Brief:
Some lines in the listing below may include the string "houses". How many are there? Give only the number.

Material provided:
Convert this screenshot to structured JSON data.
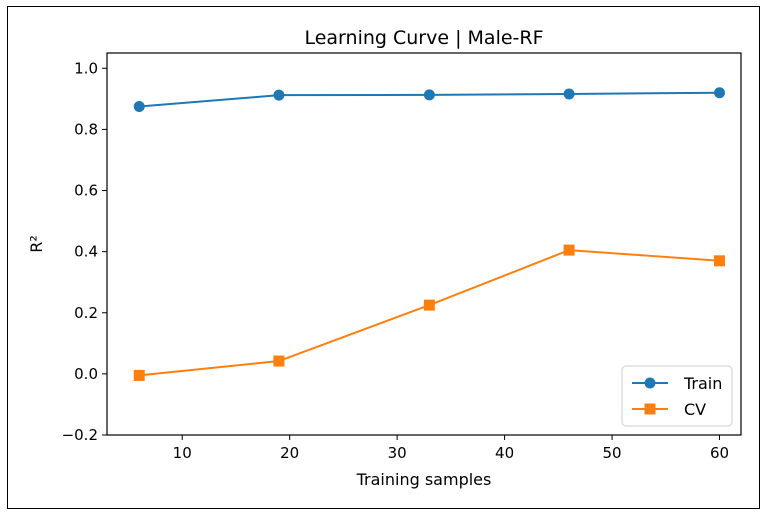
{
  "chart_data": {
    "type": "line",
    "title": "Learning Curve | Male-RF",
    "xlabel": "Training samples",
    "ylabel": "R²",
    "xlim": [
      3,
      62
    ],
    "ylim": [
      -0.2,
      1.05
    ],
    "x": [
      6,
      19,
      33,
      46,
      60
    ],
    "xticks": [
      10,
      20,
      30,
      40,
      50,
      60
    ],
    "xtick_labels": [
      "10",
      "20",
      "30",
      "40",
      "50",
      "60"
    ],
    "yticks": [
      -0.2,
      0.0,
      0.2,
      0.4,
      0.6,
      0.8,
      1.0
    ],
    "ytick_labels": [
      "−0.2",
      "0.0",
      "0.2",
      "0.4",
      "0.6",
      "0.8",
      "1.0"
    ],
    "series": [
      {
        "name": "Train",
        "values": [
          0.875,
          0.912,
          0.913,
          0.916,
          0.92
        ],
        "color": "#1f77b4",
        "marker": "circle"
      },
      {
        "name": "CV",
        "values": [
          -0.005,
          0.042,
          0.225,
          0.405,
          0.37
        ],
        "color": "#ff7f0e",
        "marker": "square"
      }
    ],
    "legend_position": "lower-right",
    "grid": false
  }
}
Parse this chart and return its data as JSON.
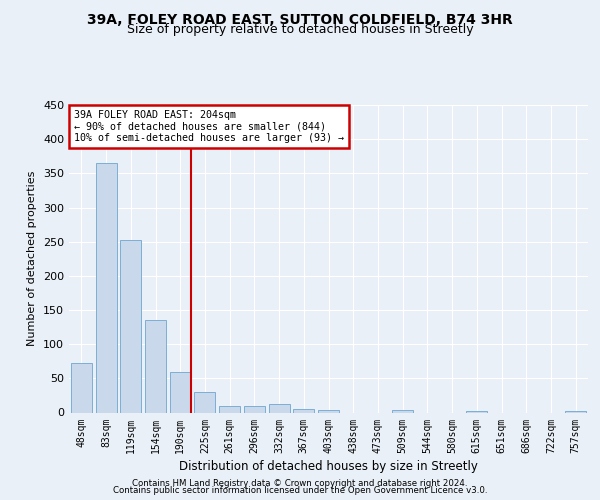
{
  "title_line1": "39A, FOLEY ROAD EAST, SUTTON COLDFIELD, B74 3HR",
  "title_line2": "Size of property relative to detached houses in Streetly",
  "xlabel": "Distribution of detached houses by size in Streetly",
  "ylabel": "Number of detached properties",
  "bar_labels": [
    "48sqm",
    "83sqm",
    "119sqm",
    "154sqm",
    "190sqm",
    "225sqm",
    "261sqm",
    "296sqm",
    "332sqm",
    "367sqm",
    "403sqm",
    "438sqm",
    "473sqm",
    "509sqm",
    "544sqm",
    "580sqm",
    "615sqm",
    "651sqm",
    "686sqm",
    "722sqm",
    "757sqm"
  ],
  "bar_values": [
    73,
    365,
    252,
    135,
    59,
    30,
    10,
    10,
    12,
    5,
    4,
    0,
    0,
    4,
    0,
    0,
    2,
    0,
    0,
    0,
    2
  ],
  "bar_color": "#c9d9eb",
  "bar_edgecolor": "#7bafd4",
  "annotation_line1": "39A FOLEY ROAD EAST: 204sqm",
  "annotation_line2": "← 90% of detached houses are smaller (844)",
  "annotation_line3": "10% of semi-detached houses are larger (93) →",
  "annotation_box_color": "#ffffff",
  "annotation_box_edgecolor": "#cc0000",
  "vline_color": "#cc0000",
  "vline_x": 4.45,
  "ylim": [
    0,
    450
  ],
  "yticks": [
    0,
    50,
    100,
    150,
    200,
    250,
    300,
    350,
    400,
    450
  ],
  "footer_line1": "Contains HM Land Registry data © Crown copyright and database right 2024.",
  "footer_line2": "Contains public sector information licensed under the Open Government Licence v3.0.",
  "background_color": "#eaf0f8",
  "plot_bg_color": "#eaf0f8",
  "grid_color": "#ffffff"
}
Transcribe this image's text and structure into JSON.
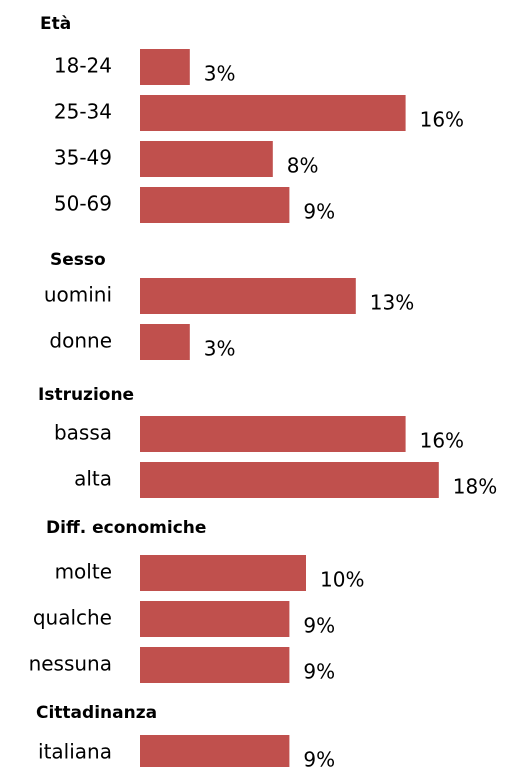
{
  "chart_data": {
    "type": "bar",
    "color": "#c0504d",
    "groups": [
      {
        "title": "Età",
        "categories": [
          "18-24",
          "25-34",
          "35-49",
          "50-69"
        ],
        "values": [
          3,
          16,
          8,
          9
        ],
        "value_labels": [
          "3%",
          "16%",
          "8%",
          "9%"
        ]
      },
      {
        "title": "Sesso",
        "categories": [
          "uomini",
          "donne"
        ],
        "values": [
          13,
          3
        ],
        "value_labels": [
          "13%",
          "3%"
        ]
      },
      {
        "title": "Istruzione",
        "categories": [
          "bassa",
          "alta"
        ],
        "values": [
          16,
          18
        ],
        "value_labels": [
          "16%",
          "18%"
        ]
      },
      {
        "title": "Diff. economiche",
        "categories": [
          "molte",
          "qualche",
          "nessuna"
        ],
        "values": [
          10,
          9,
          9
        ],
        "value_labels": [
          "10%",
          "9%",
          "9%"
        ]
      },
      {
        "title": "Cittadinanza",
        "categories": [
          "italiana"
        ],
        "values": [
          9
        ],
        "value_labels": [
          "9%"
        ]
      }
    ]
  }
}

* * *

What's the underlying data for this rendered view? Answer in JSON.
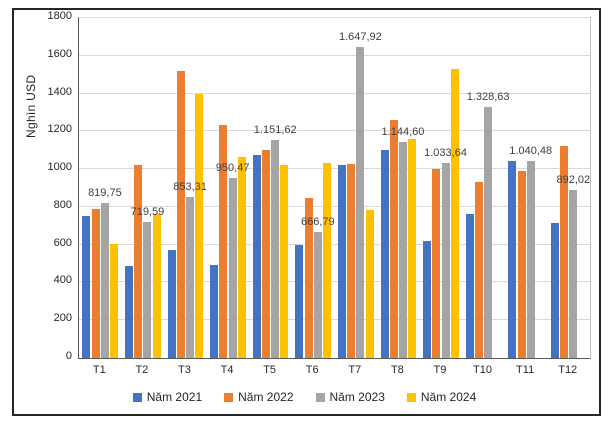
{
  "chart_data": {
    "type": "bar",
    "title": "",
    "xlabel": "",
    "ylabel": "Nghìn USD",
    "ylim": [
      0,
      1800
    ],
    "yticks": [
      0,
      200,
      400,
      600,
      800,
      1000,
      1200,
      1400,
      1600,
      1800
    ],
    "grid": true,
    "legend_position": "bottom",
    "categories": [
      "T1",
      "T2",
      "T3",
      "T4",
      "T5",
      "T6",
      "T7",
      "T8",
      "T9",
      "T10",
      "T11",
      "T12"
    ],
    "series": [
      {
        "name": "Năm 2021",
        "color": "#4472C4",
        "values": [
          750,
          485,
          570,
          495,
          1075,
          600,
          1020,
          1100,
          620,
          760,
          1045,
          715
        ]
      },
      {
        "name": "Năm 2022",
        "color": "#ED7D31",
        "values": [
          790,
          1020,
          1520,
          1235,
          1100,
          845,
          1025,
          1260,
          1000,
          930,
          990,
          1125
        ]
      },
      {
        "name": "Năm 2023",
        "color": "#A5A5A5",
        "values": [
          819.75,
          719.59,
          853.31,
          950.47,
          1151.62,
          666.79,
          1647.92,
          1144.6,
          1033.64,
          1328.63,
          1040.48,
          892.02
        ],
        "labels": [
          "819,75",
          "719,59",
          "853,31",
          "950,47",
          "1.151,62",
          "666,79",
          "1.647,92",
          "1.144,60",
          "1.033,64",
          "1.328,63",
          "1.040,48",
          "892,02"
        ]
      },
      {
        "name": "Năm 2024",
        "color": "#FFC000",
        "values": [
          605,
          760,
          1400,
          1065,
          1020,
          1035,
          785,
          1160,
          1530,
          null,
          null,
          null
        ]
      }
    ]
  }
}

Full response:
4